__Quoted passage__.
Julius Robert Oppenheimer is likely the
first name that comes to mind when one mentions the atomic bomb. He is
credited with the creation of the devastating device in the early 1940s, a
version of which was used in two instances during World War II. In the
summer of 1945 bombs were dropped on two Japanese cities and Japan
surrendered shortly thereafter.
Oppenheimer was born in New York City on April 22, 1904. He grew up in
New York and attended the Ethical Culture School there. Early on, he became
especially interested in languages and would learn one quickly just so he
could read a text in its original form. He was also very interested in math
and science, and considered a serious student and a rather intense person by
After he graduated from Harvard University in 1925, Oppenheimer studied
at Cambridge University in England and pursued a PhD in Germany. He returned
to the U.S. in 1929 and began teaching at the University of California at
Berkeley and at the California Institute of Technology.
Oppenheimer became deeply concerned by the rise of fascism in the 1930s
and took a strong stand against it. In 1939, when it became known to the
U.S. that Germans had split the atom, the implication was that the Nazis
could develop extremely powerful weapons. This realization prompted
President Roosevelt to establish the Manhattan Project in 1941. In June
1942, Robert Oppenheimer was appointed its director.
Oppenheimer set up a new research station to develop atomic and other
types of weapons at Los Alamos, New Mexico. Meanwhile, research was also
being done at Columbia University, the University of Chicago, and in Oak
Ridge, Tennessee, Oppenheimer invited the most established physicists to Los
Alamos to work on creating and atomic bomb. Eventually he was managing a
team of more than three thousand people.

__Extracted information__.
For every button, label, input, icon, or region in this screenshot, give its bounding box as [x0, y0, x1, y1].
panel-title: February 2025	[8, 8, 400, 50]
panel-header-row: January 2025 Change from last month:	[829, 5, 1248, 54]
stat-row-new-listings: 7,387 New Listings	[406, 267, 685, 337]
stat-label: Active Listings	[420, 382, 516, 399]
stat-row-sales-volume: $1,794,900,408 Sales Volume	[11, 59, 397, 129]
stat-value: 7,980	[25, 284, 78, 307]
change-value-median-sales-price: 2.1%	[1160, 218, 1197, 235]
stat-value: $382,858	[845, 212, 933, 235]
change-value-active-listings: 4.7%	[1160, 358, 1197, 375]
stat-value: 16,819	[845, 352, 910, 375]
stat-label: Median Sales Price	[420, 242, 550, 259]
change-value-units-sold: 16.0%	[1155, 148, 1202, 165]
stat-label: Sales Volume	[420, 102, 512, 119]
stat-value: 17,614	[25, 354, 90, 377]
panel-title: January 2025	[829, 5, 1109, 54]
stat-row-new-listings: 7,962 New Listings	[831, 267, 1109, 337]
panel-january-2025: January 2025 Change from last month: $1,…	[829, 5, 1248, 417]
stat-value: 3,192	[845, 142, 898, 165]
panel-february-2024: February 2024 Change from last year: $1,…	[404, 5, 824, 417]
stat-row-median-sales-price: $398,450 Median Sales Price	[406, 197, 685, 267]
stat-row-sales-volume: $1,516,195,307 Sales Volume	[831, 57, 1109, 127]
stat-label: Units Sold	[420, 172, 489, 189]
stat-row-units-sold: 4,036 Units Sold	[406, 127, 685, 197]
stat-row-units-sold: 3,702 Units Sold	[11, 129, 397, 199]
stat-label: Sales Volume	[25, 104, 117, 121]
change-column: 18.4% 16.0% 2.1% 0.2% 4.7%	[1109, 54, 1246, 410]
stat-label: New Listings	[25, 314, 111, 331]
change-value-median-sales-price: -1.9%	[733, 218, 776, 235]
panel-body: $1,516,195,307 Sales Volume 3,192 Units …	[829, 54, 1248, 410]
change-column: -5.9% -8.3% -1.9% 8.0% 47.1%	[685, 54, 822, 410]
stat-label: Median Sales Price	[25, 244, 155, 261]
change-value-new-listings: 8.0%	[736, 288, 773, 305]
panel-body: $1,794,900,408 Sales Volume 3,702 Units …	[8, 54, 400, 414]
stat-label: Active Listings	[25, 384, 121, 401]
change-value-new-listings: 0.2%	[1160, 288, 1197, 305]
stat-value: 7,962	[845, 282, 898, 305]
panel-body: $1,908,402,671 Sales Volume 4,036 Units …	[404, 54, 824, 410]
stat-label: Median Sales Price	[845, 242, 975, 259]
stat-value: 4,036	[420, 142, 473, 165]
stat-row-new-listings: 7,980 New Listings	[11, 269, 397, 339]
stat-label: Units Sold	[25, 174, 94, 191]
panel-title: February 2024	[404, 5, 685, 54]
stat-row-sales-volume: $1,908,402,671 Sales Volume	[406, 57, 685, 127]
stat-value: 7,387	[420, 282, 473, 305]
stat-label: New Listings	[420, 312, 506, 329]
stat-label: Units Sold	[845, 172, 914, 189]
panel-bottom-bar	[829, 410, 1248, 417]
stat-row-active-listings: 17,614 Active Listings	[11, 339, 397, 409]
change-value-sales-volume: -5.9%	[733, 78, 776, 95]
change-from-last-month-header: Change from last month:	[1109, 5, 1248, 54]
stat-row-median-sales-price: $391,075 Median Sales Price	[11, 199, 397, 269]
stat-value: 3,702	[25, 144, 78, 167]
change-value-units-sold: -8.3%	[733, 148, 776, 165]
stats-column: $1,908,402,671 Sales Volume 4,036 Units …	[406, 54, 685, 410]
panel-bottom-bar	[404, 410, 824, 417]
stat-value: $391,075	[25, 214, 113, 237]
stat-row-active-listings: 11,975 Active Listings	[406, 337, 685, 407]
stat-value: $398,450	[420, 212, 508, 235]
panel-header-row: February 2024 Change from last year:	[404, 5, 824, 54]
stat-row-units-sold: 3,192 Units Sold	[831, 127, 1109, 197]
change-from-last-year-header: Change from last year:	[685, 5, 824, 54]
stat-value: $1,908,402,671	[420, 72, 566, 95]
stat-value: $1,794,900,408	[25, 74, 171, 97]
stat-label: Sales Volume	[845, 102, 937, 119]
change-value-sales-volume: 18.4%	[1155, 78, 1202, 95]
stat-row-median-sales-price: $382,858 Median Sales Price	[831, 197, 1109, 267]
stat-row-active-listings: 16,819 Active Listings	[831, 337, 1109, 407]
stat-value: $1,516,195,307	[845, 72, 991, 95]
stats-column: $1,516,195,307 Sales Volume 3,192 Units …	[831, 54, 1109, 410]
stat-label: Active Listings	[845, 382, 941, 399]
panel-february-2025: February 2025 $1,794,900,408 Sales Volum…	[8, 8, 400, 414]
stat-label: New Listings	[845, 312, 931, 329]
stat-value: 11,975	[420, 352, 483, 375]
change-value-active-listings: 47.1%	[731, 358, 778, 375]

__Actions to take__.
(a) Please say whether each statement agrees with the Oppenheimer passage, answering yes or no and quoting the words of the passage that decide it: (i) Oppenheimer was born in Boston. (ii) Oppenheimer graduated from Harvard University in 1925. (iii) Oppenheimer was appointed director of the Manhattan Project in June 1942.
(b) Write a short paragraph that continues the Oppenheimer passage from its last sentence.
The entries are not needed for this work.

__Solved tasks__.
(a)
(i) No: "Oppenheimer was born in New York City on April 22, 1904."
(ii) Yes: "After he graduated from Harvard University in 1925"
(iii) Yes: "In June 1942, Robert Oppenheimer was appointed its director."

(b)
On July 16, 1945, Oppenheimer witnessed the first explosion of an atomic
bomb in the New Mexico desert, and, some say, changed the world forever.
Within a month, two atomic bombs were dropped on Japanese cities. Japan
surrendered on August 10, 1945.
After the war, Oppenheimer chaired the U.S. Atomic Energy Commission. He
opposed developing an even more powerful hydrogen bomb. When President
Truman finally approved it, Oppenheimer did not argue, but partly due his
initial reluctance the political climate turned against him. On December 21,
1953, Oppenheimer was accused of treason for delaying the naming of Soviet
agents, and also for opposing the building of the hydrogen bomb. Although he
was cleared of the charges, his security access was taken away and his
contract as adviser to the Atomic Energy Commission was terminated.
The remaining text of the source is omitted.